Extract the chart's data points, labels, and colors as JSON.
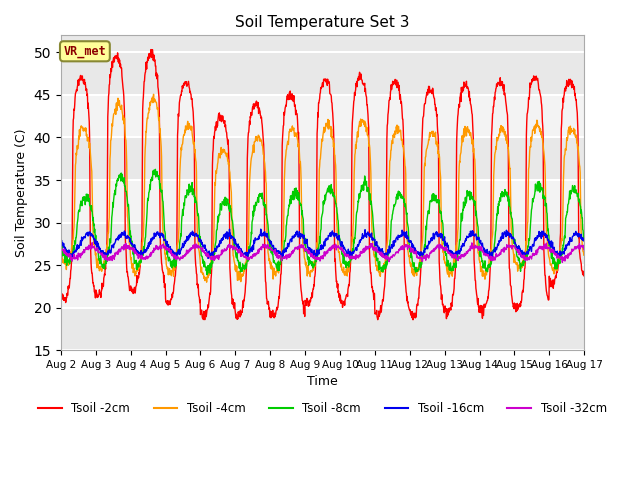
{
  "title": "Soil Temperature Set 3",
  "xlabel": "Time",
  "ylabel": "Soil Temperature (C)",
  "ylim": [
    15,
    52
  ],
  "yticks": [
    15,
    20,
    25,
    30,
    35,
    40,
    45,
    50
  ],
  "date_labels": [
    "Aug 2",
    "Aug 3",
    "Aug 4",
    "Aug 5",
    "Aug 6",
    "Aug 7",
    "Aug 8",
    "Aug 9",
    "Aug 10",
    "Aug 11",
    "Aug 12",
    "Aug 13",
    "Aug 14",
    "Aug 15",
    "Aug 16",
    "Aug 17"
  ],
  "annotation_text": "VR_met",
  "annotation_color": "#8b0000",
  "annotation_bg": "#ffff99",
  "series_colors": {
    "Tsoil -2cm": "#ff0000",
    "Tsoil -4cm": "#ff9900",
    "Tsoil -8cm": "#00cc00",
    "Tsoil -16cm": "#0000ee",
    "Tsoil -32cm": "#cc00cc"
  },
  "fig_bg_color": "#ffffff",
  "plot_bg_color": "#e8e8e8",
  "num_days": 15,
  "dt_hours": 0.25,
  "seed": 42
}
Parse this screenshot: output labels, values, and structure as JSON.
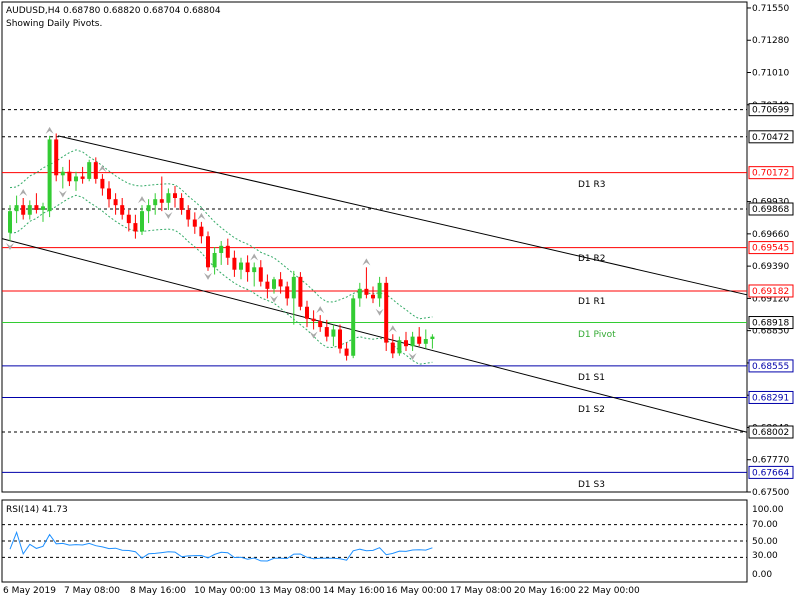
{
  "header": {
    "symbol_line": "AUDUSD,H4  0.68780 0.68820 0.68704 0.68804",
    "subtitle": "Showing Daily Pivots."
  },
  "price_axis": {
    "ticks": [
      "0.71550",
      "0.71280",
      "0.71010",
      "0.70740",
      "0.69930",
      "0.69660",
      "0.69390",
      "0.69120",
      "0.68850",
      "0.68580",
      "0.68310",
      "0.68040",
      "0.67770",
      "0.67500"
    ],
    "boxed": [
      {
        "value": "0.70699",
        "color": "#000000",
        "bg": "#ffffff"
      },
      {
        "value": "0.70472",
        "color": "#000000",
        "bg": "#ffffff"
      },
      {
        "value": "0.70172",
        "color": "#ff0000",
        "bg": "#ffffff"
      },
      {
        "value": "0.69868",
        "color": "#000000",
        "bg": "#ffffff"
      },
      {
        "value": "0.69545",
        "color": "#ff0000",
        "bg": "#ffffff"
      },
      {
        "value": "0.69182",
        "color": "#ff0000",
        "bg": "#ffffff"
      },
      {
        "value": "0.68918",
        "color": "#000000",
        "bg": "#ffffff"
      },
      {
        "value": "0.68555",
        "color": "#0000aa",
        "bg": "#ffffff"
      },
      {
        "value": "0.68291",
        "color": "#0000aa",
        "bg": "#ffffff"
      },
      {
        "value": "0.68002",
        "color": "#000000",
        "bg": "#ffffff"
      },
      {
        "value": "0.67664",
        "color": "#0000aa",
        "bg": "#ffffff"
      }
    ]
  },
  "pivot_labels": {
    "r3": "D1  R3",
    "r2": "D1  R2",
    "r1": "D1  R1",
    "pivot": "D1  Pivot",
    "s1": "D1  S1",
    "s2": "D1  S2",
    "s3": "D1  S3"
  },
  "rsi": {
    "label": "RSI(14) 41.73",
    "ticks": [
      "100.00",
      "70.00",
      "50.00",
      "30.00",
      "0.00"
    ]
  },
  "time_axis": {
    "labels": [
      "6 May 2019",
      "7 May 08:00",
      "8 May 16:00",
      "10 May 00:00",
      "13 May 08:00",
      "14 May 16:00",
      "16 May 00:00",
      "17 May 08:00",
      "20 May 16:00",
      "22 May 00:00"
    ]
  },
  "colors": {
    "bull": "#33cc33",
    "bear": "#ff0000",
    "resistance": "#ff0000",
    "support": "#0000aa",
    "pivot": "#33cc33",
    "rsi_line": "#1e90ff",
    "envelope": "#33aa66"
  },
  "chart_data": {
    "type": "candlestick",
    "symbol": "AUDUSD",
    "timeframe": "H4",
    "ohlc_last": {
      "open": 0.6878,
      "high": 0.6882,
      "low": 0.68704,
      "close": 0.68804
    },
    "pivots": {
      "R3": 0.70172,
      "R2": 0.69545,
      "R1": 0.69182,
      "Pivot": 0.68918,
      "S1": 0.68555,
      "S2": 0.68291,
      "S3": 0.67664
    },
    "dashed_levels": [
      0.70699,
      0.70472,
      0.69868,
      0.68002
    ],
    "ylim": [
      0.675,
      0.716
    ],
    "rsi_value": 41.73,
    "candles": [
      [
        0.6967,
        0.699,
        0.696,
        0.6985
      ],
      [
        0.6985,
        0.6998,
        0.6975,
        0.699
      ],
      [
        0.699,
        0.6996,
        0.6978,
        0.6982
      ],
      [
        0.6982,
        0.6994,
        0.6978,
        0.699
      ],
      [
        0.699,
        0.7,
        0.6983,
        0.6986
      ],
      [
        0.6986,
        0.6992,
        0.6976,
        0.6989
      ],
      [
        0.6985,
        0.7048,
        0.698,
        0.7045
      ],
      [
        0.7045,
        0.705,
        0.701,
        0.7015
      ],
      [
        0.7015,
        0.7022,
        0.7004,
        0.7018
      ],
      [
        0.7018,
        0.7028,
        0.7006,
        0.701
      ],
      [
        0.701,
        0.7018,
        0.7002,
        0.7014
      ],
      [
        0.7014,
        0.7022,
        0.7008,
        0.7012
      ],
      [
        0.7012,
        0.7028,
        0.701,
        0.7026
      ],
      [
        0.7026,
        0.703,
        0.7008,
        0.7012
      ],
      [
        0.7012,
        0.7016,
        0.6998,
        0.7004
      ],
      [
        0.7004,
        0.701,
        0.6988,
        0.6995
      ],
      [
        0.6995,
        0.7,
        0.6982,
        0.699
      ],
      [
        0.699,
        0.6996,
        0.6978,
        0.6982
      ],
      [
        0.6982,
        0.6986,
        0.6968,
        0.6975
      ],
      [
        0.6975,
        0.6982,
        0.6962,
        0.6968
      ],
      [
        0.6968,
        0.699,
        0.6965,
        0.6985
      ],
      [
        0.6985,
        0.6995,
        0.6975,
        0.699
      ],
      [
        0.699,
        0.7,
        0.6982,
        0.6995
      ],
      [
        0.6995,
        0.7014,
        0.6985,
        0.6992
      ],
      [
        0.6992,
        0.7004,
        0.6986,
        0.7
      ],
      [
        0.7,
        0.7006,
        0.6988,
        0.6996
      ],
      [
        0.6996,
        0.7,
        0.6982,
        0.6986
      ],
      [
        0.6986,
        0.699,
        0.6972,
        0.6978
      ],
      [
        0.6978,
        0.6984,
        0.6966,
        0.6972
      ],
      [
        0.6972,
        0.6976,
        0.6958,
        0.6964
      ],
      [
        0.6964,
        0.6968,
        0.6935,
        0.6938
      ],
      [
        0.6938,
        0.6955,
        0.6932,
        0.695
      ],
      [
        0.695,
        0.696,
        0.694,
        0.6956
      ],
      [
        0.6956,
        0.6962,
        0.694,
        0.6946
      ],
      [
        0.6946,
        0.6952,
        0.693,
        0.6936
      ],
      [
        0.6936,
        0.6946,
        0.6928,
        0.6942
      ],
      [
        0.6942,
        0.6948,
        0.6926,
        0.6934
      ],
      [
        0.6934,
        0.6942,
        0.6922,
        0.6938
      ],
      [
        0.6938,
        0.6944,
        0.6922,
        0.6926
      ],
      [
        0.6926,
        0.6932,
        0.6912,
        0.692
      ],
      [
        0.692,
        0.693,
        0.6916,
        0.6928
      ],
      [
        0.6928,
        0.6934,
        0.6916,
        0.6922
      ],
      [
        0.6922,
        0.6926,
        0.6906,
        0.6912
      ],
      [
        0.6912,
        0.6935,
        0.689,
        0.693
      ],
      [
        0.693,
        0.6934,
        0.6902,
        0.6905
      ],
      [
        0.6905,
        0.691,
        0.6888,
        0.6895
      ],
      [
        0.6895,
        0.6902,
        0.6886,
        0.6893
      ],
      [
        0.6893,
        0.6898,
        0.6884,
        0.6888
      ],
      [
        0.6888,
        0.6894,
        0.6876,
        0.688
      ],
      [
        0.688,
        0.689,
        0.6872,
        0.6886
      ],
      [
        0.6886,
        0.689,
        0.6866,
        0.687
      ],
      [
        0.687,
        0.6875,
        0.686,
        0.6864
      ],
      [
        0.6864,
        0.6915,
        0.6862,
        0.6912
      ],
      [
        0.6912,
        0.6925,
        0.6905,
        0.692
      ],
      [
        0.692,
        0.6938,
        0.6912,
        0.6915
      ],
      [
        0.6915,
        0.6922,
        0.6908,
        0.6912
      ],
      [
        0.6912,
        0.693,
        0.6905,
        0.6925
      ],
      [
        0.6925,
        0.693,
        0.6868,
        0.6875
      ],
      [
        0.6875,
        0.6882,
        0.6862,
        0.6866
      ],
      [
        0.6866,
        0.688,
        0.6864,
        0.6877
      ],
      [
        0.6877,
        0.6884,
        0.6868,
        0.6872
      ],
      [
        0.6872,
        0.6884,
        0.6868,
        0.688
      ],
      [
        0.688,
        0.6888,
        0.6872,
        0.6874
      ],
      [
        0.6874,
        0.6886,
        0.687,
        0.6878
      ],
      [
        0.6878,
        0.6882,
        0.687,
        0.688
      ]
    ]
  }
}
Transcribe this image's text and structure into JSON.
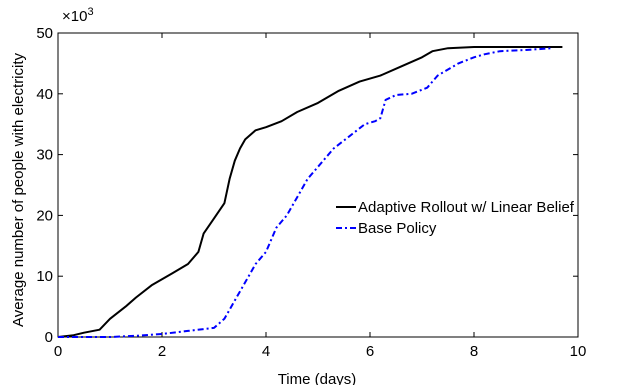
{
  "chart_data": {
    "type": "line",
    "xlabel": "Time (days)",
    "ylabel": "Average number of people with electricity",
    "y_exponent_label": "×10",
    "y_exponent_power": "3",
    "xlim": [
      0,
      10
    ],
    "ylim": [
      0,
      50
    ],
    "x_ticks": [
      "0",
      "2",
      "4",
      "6",
      "8",
      "10"
    ],
    "y_ticks": [
      "0",
      "10",
      "20",
      "30",
      "40",
      "50"
    ],
    "x_tick_values": [
      0,
      2,
      4,
      6,
      8,
      10
    ],
    "y_tick_values": [
      0,
      10,
      20,
      30,
      40,
      50
    ],
    "grid": false,
    "legend_position": "right",
    "series": [
      {
        "name": "Adaptive Rollout w/ Linear Belief",
        "color": "#000000",
        "style": "solid",
        "x": [
          0,
          0.3,
          0.5,
          0.8,
          1.0,
          1.3,
          1.5,
          1.8,
          2.0,
          2.2,
          2.5,
          2.7,
          2.8,
          3.0,
          3.2,
          3.3,
          3.4,
          3.5,
          3.6,
          3.8,
          4.0,
          4.3,
          4.6,
          5.0,
          5.4,
          5.8,
          6.2,
          6.6,
          7.0,
          7.2,
          7.5,
          8.0,
          8.5,
          9.0,
          9.7
        ],
        "y": [
          0,
          0.3,
          0.7,
          1.2,
          3,
          5,
          6.5,
          8.5,
          9.5,
          10.5,
          12,
          14,
          17,
          19.5,
          22,
          26,
          29,
          31,
          32.5,
          34,
          34.5,
          35.5,
          37,
          38.5,
          40.5,
          42,
          43,
          44.5,
          46,
          47,
          47.5,
          47.7,
          47.7,
          47.7,
          47.7
        ]
      },
      {
        "name": "Base Policy",
        "color": "#0000ff",
        "style": "dashdot",
        "x": [
          0,
          1.0,
          1.5,
          2.0,
          2.5,
          3.0,
          3.2,
          3.4,
          3.6,
          3.8,
          4.0,
          4.2,
          4.4,
          4.6,
          4.8,
          5.0,
          5.3,
          5.6,
          5.9,
          6.1,
          6.2,
          6.3,
          6.5,
          6.8,
          7.1,
          7.3,
          7.5,
          7.7,
          8.0,
          8.2,
          8.5,
          9.0,
          9.5
        ],
        "y": [
          0,
          0,
          0.2,
          0.5,
          1,
          1.5,
          3,
          6,
          9,
          12,
          14,
          18,
          20,
          23,
          26,
          28,
          31,
          33,
          35,
          35.5,
          36,
          39,
          39.8,
          40,
          41,
          43,
          44,
          45,
          46,
          46.5,
          47,
          47.2,
          47.5
        ]
      }
    ]
  }
}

● ● ●

### DIRECTIONS
Extract every line of the records above that contains the word "name".

### EXERCISE ANSWER
        "name": "Adaptive Rollout w/ Linear Belief",
        "name": "Base Policy",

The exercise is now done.